• RECORD EXTRACTS:
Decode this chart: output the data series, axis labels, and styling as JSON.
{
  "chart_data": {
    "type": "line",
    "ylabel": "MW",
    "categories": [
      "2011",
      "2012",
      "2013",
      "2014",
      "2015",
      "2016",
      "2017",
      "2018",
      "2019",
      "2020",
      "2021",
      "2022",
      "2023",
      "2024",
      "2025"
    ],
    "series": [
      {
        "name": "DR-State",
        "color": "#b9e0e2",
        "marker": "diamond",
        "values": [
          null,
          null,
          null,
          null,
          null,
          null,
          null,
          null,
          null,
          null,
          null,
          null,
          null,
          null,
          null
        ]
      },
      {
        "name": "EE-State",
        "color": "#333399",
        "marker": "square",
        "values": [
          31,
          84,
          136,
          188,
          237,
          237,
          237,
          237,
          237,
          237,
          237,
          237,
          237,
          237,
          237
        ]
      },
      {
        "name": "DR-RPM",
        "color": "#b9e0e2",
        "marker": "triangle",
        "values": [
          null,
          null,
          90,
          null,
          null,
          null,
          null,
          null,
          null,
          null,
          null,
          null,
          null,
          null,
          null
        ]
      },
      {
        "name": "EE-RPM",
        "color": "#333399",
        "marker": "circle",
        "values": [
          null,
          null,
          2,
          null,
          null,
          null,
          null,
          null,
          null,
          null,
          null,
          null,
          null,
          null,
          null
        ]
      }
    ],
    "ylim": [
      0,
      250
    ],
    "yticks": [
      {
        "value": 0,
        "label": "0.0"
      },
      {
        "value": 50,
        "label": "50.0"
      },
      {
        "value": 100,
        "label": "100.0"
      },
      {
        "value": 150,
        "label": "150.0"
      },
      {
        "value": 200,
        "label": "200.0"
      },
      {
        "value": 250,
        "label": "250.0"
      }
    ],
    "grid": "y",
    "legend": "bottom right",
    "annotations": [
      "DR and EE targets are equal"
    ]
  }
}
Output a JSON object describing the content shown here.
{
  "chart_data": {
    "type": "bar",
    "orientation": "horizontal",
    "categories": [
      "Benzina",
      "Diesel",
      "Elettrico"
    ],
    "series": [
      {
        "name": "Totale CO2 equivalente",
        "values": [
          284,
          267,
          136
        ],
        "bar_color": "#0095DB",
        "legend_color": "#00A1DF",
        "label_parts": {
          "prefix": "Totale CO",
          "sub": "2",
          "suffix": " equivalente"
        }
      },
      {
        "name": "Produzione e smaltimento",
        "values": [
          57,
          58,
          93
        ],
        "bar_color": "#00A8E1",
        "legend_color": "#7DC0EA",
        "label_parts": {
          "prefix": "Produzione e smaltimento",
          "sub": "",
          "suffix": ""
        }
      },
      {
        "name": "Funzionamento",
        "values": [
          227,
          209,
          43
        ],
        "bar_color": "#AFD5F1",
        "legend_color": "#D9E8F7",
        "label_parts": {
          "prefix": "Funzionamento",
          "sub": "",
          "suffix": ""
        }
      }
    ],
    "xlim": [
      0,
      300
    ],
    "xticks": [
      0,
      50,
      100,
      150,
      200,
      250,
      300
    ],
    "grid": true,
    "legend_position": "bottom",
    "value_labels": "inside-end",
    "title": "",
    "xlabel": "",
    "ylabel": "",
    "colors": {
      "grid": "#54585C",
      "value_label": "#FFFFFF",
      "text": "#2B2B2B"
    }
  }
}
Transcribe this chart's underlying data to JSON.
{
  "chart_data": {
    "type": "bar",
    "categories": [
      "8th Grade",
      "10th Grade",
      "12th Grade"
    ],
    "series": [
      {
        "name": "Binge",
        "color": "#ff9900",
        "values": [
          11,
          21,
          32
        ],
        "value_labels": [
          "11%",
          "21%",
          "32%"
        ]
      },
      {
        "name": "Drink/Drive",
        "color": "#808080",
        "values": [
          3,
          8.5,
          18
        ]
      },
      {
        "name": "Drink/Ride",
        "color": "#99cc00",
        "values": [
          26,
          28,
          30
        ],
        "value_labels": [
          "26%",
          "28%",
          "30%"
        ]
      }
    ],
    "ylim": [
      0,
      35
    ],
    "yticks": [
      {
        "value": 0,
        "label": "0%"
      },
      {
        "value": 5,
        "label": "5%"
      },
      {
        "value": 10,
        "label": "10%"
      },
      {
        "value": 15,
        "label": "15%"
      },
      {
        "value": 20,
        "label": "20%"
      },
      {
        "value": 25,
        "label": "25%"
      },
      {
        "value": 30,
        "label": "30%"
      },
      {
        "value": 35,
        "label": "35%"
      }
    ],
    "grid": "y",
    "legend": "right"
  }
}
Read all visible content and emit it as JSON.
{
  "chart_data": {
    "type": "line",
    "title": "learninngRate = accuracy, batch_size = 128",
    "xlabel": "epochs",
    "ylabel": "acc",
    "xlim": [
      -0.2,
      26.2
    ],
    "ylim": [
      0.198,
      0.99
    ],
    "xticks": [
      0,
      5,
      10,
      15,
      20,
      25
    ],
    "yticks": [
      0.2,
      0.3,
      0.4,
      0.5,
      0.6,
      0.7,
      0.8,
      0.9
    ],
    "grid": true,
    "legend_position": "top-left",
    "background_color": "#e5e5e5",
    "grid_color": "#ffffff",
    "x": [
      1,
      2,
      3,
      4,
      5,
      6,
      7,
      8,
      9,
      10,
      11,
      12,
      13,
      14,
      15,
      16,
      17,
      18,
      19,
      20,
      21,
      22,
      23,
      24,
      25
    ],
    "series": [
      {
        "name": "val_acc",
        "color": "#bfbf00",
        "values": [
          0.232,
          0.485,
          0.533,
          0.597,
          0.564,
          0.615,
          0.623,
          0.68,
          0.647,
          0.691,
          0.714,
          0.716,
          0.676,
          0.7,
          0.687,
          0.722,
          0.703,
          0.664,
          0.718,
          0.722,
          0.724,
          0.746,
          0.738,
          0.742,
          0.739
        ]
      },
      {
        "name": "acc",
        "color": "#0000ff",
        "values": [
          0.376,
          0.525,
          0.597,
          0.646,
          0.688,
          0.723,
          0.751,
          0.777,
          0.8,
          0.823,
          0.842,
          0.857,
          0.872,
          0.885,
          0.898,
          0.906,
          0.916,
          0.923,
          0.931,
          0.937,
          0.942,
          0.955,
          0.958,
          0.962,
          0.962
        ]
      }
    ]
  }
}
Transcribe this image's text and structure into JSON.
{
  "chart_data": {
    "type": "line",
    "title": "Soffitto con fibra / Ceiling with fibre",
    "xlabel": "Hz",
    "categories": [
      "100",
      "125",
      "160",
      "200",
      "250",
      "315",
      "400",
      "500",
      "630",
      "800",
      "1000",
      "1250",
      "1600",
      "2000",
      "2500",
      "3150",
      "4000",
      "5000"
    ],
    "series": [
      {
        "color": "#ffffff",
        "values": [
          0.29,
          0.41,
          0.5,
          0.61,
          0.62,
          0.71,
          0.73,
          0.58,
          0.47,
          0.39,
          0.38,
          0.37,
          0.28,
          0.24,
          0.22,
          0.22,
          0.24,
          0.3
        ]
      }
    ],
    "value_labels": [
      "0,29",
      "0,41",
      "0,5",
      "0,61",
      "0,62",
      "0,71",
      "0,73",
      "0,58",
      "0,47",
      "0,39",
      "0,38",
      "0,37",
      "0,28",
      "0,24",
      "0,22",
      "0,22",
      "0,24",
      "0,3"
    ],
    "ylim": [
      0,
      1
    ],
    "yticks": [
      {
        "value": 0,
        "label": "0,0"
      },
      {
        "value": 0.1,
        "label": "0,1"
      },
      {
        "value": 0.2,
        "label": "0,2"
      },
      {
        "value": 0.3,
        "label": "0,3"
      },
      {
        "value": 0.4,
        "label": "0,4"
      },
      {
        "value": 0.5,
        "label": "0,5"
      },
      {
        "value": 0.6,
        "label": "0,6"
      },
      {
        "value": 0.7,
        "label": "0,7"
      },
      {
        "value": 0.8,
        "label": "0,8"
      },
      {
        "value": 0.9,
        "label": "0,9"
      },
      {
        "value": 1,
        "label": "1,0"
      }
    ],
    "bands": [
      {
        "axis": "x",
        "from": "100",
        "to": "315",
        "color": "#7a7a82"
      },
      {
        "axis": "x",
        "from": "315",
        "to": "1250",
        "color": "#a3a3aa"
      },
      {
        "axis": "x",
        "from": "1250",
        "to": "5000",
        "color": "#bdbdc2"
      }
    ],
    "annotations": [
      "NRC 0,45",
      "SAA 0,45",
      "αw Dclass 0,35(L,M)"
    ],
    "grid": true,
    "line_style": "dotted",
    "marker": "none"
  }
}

• PROBLEM STATEMENT: Each line of the data that includes the word "text" counts once; report the total and nothing more.

• WRITTEN ANSWER: 2